_Short task_
All entries are to be given again verbatim.

════════════════

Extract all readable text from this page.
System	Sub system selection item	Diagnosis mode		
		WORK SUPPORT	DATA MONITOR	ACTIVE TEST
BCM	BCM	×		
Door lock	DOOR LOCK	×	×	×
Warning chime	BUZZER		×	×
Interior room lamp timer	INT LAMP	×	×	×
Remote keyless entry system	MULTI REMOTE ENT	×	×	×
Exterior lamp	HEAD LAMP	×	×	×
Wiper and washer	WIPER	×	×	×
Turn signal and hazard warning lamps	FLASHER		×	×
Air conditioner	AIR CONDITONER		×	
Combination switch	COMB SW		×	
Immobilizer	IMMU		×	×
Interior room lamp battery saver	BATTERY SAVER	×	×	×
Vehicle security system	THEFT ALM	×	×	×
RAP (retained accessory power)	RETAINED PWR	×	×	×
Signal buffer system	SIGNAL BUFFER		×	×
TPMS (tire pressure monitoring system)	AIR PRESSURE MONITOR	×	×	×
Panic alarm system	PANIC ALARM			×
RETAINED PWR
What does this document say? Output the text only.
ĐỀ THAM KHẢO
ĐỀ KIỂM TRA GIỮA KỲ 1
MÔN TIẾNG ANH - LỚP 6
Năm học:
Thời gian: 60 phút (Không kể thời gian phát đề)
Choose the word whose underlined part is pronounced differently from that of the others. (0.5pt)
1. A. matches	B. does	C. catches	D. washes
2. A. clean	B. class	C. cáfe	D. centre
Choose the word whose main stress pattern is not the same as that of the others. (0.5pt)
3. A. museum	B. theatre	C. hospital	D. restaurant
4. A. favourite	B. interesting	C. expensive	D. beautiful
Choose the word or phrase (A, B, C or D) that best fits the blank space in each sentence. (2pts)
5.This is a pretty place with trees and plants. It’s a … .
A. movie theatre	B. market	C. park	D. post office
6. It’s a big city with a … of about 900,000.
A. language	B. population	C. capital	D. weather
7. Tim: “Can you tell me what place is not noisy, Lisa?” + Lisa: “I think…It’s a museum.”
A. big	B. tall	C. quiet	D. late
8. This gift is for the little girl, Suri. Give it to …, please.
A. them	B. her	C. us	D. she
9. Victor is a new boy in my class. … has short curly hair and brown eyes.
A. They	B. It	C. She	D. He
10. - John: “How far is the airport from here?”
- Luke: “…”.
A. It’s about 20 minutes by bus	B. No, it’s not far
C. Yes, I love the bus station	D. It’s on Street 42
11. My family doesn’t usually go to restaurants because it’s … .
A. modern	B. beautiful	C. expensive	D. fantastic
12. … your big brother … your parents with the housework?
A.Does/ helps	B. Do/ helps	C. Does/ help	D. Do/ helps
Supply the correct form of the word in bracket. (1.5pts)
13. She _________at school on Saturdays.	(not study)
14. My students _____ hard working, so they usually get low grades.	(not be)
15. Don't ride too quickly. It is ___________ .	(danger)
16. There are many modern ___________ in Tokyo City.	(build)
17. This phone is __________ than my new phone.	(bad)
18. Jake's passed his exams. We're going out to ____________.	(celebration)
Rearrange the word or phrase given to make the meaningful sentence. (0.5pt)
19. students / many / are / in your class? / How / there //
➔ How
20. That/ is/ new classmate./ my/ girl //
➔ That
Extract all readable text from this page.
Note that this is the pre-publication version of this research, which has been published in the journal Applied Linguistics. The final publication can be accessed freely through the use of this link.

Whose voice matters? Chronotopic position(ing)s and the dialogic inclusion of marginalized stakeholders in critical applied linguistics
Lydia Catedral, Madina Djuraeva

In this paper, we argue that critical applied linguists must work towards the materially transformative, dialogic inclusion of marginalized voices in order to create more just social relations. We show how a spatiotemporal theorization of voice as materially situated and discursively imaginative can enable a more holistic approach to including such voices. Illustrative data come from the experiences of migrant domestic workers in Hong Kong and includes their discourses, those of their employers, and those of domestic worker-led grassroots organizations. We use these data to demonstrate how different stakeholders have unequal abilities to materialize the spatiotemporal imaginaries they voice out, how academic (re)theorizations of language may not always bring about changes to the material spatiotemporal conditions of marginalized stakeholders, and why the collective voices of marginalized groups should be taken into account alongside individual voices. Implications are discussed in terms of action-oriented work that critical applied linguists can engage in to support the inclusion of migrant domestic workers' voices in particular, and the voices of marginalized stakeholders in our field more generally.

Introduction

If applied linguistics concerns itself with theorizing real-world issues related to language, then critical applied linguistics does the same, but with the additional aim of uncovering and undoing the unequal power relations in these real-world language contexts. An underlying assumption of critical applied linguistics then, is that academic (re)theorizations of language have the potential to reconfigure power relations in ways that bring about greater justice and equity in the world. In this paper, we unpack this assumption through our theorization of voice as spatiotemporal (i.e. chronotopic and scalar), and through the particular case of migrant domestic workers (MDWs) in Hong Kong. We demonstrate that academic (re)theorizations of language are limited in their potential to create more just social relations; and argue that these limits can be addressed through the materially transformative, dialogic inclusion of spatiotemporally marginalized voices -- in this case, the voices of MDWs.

════════════════

_Final answer_
Extract all readable text from this page.
System	Sub system selection item	Diagnosis mode		
		WORK SUPPORT	DATA MONITOR	ACTIVE TEST
BCM	BCM	×		
Door lock	DOOR LOCK	×	×	×
Warning chime	BUZZER		×	×
Interior room lamp timer	INT LAMP	×	×	×
Remote keyless entry system	MULTI REMOTE ENT	×	×	×
Exterior lamp	HEAD LAMP	×	×	×
Wiper and washer	WIPER	×	×	×
Turn signal and hazard warning lamps	FLASHER		×	×
Air conditioner	AIR CONDITONER		×	
Combination switch	COMB SW		×	
Immobilizer	IMMU		×	×
Interior room lamp battery saver	BATTERY SAVER	×	×	×
Vehicle security system	THEFT ALM	×	×	×
RAP (retained accessory power)	RETAINED PWR	×	×	×
Signal buffer system	SIGNAL BUFFER		×	×
TPMS (tire pressure monitoring system)	AIR PRESSURE MONITOR	×	×	×
Panic alarm system	PANIC ALARM			×
RETAINED PWR
What does this document say? Output the text only.
ĐỀ THAM KHẢO
ĐỀ KIỂM TRA GIỮA KỲ 1
MÔN TIẾNG ANH - LỚP 6
Năm học:
Thời gian: 60 phút (Không kể thời gian phát đề)
Choose the word whose underlined part is pronounced differently from that of the others. (0.5pt)
1. A. matches	B. does	C. catches	D. washes
2. A. clean	B. class	C. cáfe	D. centre
Choose the word whose main stress pattern is not the same as that of the others. (0.5pt)
3. A. museum	B. theatre	C. hospital	D. restaurant
4. A. favourite	B. interesting	C. expensive	D. beautiful
Choose the word or phrase (A, B, C or D) that best fits the blank space in each sentence. (2pts)
5.This is a pretty place with trees and plants. It’s a … .
A. movie theatre	B. market	C. park	D. post office
6. It’s a big city with a … of about 900,000.
A. language	B. population	C. capital	D. weather
7. Tim: “Can you tell me what place is not noisy, Lisa?” + Lisa: “I think…It’s a museum.”
A. big	B. tall	C. quiet	D. late
8. This gift is for the little girl, Suri. Give it to …, please.
A. them	B. her	C. us	D. she
9. Victor is a new boy in my class. … has short curly hair and brown eyes.
A. They	B. It	C. She	D. He
10. - John: “How far is the airport from here?”
- Luke: “…”.
A. It’s about 20 minutes by bus	B. No, it’s not far
C. Yes, I love the bus station	D. It’s on Street 42
11. My family doesn’t usually go to restaurants because it’s … .
A. modern	B. beautiful	C. expensive	D. fantastic
12. … your big brother … your parents with the housework?
A.Does/ helps	B. Do/ helps	C. Does/ help	D. Do/ helps
Supply the correct form of the word in bracket. (1.5pts)
13. She _________at school on Saturdays.	(not study)
14. My students _____ hard working, so they usually get low grades.	(not be)
15. Don't ride too quickly. It is ___________ .	(danger)
16. There are many modern ___________ in Tokyo City.	(build)
17. This phone is __________ than my new phone.	(bad)
18. Jake's passed his exams. We're going out to ____________.	(celebration)
Rearrange the word or phrase given to make the meaningful sentence. (0.5pt)
19. students / many / are / in your class? / How / there //
➔ How
20. That/ is/ new classmate./ my/ girl //
➔ That
Extract all readable text from this page.
Note that this is the pre-publication version of this research, which has been published in the journal Applied Linguistics. The final publication can be accessed freely through the use of this link.

Whose voice matters? Chronotopic position(ing)s and the dialogic inclusion of marginalized stakeholders in critical applied linguistics
Lydia Catedral, Madina Djuraeva

In this paper, we argue that critical applied linguists must work towards the materially transformative, dialogic inclusion of marginalized voices in order to create more just social relations. We show how a spatiotemporal theorization of voice as materially situated and discursively imaginative can enable a more holistic approach to including such voices. Illustrative data come from the experiences of migrant domestic workers in Hong Kong and includes their discourses, those of their employers, and those of domestic worker-led grassroots organizations. We use these data to demonstrate how different stakeholders have unequal abilities to materialize the spatiotemporal imaginaries they voice out, how academic (re)theorizations of language may not always bring about changes to the material spatiotemporal conditions of marginalized stakeholders, and why the collective voices of marginalized groups should be taken into account alongside individual voices. Implications are discussed in terms of action-oriented work that critical applied linguists can engage in to support the inclusion of migrant domestic workers' voices in particular, and the voices of marginalized stakeholders in our field more generally.

Introduction

If applied linguistics concerns itself with theorizing real-world issues related to language, then critical applied linguistics does the same, but with the additional aim of uncovering and undoing the unequal power relations in these real-world language contexts. An underlying assumption of critical applied linguistics then, is that academic (re)theorizations of language have the potential to reconfigure power relations in ways that bring about greater justice and equity in the world. In this paper, we unpack this assumption through our theorization of voice as spatiotemporal (i.e. chronotopic and scalar), and through the particular case of migrant domestic workers (MDWs) in Hong Kong. We demonstrate that academic (re)theorizations of language are limited in their potential to create more just social relations; and argue that these limits can be addressed through the materially transformative, dialogic inclusion of spatiotemporally marginalized voices -- in this case, the voices of MDWs.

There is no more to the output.